*Your goal:*
Pick out each line below containing "TradingView".

*Input material:*
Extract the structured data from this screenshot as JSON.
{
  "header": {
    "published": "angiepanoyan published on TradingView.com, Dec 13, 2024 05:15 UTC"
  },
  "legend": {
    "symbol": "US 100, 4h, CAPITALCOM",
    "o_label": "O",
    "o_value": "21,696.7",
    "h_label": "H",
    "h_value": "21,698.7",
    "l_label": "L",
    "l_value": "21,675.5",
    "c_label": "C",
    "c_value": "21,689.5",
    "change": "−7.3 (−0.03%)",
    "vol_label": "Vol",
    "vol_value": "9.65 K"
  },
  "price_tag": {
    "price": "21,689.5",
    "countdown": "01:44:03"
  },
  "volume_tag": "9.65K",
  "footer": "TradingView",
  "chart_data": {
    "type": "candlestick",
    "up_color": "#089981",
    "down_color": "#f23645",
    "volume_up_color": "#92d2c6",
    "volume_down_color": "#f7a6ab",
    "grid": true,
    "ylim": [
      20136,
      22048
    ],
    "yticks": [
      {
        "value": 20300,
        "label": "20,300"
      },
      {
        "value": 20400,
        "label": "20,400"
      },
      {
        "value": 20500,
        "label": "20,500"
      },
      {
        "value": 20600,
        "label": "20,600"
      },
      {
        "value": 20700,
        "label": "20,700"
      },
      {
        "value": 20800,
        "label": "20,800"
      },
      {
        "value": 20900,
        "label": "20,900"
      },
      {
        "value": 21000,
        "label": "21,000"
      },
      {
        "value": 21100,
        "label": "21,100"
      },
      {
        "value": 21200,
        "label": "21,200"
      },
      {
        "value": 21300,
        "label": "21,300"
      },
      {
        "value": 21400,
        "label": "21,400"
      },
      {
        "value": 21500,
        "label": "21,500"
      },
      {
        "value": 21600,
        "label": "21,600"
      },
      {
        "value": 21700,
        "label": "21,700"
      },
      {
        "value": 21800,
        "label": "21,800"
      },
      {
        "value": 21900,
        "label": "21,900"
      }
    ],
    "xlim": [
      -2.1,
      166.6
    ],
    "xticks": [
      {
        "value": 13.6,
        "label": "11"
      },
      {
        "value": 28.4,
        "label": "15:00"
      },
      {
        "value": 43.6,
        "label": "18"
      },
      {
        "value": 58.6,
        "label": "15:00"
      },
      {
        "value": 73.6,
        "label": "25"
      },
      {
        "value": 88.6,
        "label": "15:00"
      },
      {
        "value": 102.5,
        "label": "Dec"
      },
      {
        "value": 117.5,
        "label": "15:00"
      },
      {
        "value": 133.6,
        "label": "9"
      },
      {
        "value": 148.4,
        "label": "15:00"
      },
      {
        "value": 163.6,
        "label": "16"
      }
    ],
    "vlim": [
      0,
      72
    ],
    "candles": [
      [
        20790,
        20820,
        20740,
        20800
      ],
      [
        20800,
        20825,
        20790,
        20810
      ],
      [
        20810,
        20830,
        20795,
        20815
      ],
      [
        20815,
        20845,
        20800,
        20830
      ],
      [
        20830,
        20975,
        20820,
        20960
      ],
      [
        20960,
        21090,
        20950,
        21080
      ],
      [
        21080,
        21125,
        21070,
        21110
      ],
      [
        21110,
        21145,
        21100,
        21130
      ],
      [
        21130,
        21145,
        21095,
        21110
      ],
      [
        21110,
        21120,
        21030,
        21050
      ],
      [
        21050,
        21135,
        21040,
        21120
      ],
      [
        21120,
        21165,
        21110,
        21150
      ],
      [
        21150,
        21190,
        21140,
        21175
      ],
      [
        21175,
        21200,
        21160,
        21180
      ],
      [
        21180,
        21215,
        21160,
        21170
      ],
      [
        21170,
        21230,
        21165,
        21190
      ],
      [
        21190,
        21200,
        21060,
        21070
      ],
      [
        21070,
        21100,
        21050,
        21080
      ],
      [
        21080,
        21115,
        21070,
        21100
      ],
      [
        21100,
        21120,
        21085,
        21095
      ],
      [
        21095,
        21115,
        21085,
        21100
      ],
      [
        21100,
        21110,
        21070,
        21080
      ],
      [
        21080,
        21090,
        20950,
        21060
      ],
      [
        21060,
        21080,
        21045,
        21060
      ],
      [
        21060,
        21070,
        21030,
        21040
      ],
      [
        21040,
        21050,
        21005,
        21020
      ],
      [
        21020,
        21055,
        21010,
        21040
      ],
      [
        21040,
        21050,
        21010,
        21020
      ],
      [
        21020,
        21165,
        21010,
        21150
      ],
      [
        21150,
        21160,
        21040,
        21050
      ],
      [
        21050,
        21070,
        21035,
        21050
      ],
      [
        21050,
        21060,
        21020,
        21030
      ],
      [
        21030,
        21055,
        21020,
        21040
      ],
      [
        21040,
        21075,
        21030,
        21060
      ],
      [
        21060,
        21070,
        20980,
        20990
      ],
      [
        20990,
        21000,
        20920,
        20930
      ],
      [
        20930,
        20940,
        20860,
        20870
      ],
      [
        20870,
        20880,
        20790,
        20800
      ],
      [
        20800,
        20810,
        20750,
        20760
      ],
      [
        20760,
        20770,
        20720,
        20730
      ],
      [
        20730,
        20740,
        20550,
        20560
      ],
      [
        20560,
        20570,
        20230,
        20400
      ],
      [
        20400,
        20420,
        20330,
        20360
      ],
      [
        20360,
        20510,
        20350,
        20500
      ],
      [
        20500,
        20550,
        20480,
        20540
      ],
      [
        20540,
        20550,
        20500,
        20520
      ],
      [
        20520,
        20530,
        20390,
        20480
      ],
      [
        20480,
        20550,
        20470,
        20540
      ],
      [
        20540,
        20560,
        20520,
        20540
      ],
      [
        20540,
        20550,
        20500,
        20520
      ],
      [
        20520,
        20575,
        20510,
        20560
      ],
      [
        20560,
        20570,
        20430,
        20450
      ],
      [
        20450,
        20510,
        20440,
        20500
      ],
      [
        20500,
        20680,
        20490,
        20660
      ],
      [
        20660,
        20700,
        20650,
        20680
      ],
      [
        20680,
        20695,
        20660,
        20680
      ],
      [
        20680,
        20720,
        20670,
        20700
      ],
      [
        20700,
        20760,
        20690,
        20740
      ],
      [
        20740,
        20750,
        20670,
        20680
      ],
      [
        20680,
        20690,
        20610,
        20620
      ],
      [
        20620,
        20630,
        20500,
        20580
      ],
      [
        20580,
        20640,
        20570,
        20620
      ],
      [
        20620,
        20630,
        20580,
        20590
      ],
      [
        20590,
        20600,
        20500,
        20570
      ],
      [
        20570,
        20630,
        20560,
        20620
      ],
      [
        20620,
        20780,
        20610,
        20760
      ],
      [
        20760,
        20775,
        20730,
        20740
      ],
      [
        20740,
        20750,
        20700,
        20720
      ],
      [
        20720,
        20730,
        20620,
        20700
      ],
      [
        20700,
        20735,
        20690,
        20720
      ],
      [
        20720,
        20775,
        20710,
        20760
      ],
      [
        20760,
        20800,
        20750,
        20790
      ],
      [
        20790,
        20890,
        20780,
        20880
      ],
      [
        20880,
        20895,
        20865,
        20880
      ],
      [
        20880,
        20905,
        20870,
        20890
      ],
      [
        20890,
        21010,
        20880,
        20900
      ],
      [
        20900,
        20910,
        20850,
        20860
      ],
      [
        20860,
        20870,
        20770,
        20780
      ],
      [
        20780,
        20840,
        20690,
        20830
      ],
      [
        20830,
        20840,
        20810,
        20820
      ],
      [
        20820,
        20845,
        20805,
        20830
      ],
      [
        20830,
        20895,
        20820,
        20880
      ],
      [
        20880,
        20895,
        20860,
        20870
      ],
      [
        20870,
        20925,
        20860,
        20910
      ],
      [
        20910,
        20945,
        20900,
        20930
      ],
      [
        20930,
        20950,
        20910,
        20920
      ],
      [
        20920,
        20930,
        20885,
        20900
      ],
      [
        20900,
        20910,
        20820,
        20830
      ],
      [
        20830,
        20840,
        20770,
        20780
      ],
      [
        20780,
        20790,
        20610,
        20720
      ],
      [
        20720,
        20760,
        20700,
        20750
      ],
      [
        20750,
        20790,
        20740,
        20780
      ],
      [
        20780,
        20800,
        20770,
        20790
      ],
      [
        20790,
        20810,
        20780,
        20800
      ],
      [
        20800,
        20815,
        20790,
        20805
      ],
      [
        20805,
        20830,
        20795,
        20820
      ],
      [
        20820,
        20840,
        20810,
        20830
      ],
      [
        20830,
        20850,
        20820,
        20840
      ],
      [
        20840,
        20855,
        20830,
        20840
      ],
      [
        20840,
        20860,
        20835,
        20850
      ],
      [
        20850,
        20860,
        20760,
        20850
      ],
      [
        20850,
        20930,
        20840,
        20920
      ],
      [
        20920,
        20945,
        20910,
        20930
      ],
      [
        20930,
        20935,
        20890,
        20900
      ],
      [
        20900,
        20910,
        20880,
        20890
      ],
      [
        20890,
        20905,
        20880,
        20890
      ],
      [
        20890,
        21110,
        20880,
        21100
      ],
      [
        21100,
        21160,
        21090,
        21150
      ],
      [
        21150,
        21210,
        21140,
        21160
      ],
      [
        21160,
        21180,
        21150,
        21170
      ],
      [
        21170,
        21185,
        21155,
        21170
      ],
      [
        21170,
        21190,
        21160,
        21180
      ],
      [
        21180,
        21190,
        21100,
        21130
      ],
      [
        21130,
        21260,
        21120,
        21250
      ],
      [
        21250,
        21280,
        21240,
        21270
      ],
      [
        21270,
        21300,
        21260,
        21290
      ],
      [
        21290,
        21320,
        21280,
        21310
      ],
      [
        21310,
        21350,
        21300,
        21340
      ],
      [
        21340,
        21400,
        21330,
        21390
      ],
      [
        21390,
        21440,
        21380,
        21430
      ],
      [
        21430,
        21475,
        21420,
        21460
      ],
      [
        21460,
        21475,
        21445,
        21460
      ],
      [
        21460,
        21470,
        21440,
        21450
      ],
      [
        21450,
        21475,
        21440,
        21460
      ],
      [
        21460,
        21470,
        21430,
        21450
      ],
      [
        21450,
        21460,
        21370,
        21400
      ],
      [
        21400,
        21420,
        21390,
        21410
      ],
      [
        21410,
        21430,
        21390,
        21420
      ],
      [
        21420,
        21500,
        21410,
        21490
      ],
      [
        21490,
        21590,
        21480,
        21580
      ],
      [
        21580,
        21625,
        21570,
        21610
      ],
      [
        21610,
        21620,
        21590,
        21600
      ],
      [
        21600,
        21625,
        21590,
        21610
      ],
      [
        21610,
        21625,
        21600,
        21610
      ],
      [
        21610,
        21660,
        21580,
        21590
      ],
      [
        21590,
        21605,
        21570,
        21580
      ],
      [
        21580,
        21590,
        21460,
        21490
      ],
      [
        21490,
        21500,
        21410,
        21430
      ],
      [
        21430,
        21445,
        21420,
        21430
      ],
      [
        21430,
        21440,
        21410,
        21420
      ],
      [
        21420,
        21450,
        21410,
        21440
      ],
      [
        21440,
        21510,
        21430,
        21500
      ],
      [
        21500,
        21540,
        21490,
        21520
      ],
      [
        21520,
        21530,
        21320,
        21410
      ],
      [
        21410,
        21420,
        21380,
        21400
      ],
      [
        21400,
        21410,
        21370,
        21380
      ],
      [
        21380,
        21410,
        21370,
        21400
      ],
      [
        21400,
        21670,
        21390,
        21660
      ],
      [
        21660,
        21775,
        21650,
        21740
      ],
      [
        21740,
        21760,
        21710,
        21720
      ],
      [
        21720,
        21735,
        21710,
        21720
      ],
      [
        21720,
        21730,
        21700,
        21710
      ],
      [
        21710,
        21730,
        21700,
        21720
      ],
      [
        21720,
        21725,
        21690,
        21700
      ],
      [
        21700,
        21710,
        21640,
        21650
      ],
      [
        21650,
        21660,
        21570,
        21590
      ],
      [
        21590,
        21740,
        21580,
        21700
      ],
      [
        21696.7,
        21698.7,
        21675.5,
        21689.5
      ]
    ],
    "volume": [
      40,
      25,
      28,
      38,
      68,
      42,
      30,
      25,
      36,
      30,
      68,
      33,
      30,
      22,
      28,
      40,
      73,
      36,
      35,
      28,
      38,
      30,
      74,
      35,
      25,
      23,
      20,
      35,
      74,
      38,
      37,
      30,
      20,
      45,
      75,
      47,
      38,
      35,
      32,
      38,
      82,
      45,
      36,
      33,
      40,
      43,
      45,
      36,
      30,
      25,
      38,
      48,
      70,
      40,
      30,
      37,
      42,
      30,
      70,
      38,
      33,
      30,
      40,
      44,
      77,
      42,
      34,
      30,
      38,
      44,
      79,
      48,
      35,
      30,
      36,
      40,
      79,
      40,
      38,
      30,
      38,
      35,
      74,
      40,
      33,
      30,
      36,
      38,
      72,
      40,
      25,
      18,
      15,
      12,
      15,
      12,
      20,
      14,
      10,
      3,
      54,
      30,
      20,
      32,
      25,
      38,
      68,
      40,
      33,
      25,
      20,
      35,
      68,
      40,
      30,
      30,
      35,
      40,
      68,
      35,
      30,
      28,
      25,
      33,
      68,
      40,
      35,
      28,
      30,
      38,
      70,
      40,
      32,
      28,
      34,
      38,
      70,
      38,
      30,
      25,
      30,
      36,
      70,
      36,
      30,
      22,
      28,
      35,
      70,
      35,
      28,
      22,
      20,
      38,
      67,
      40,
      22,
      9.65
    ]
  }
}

*Completed exercise:*
    "published": "angiepanoyan published on TradingView.com, Dec 13, 2024 05:15 UTC"
  "footer": "TradingView",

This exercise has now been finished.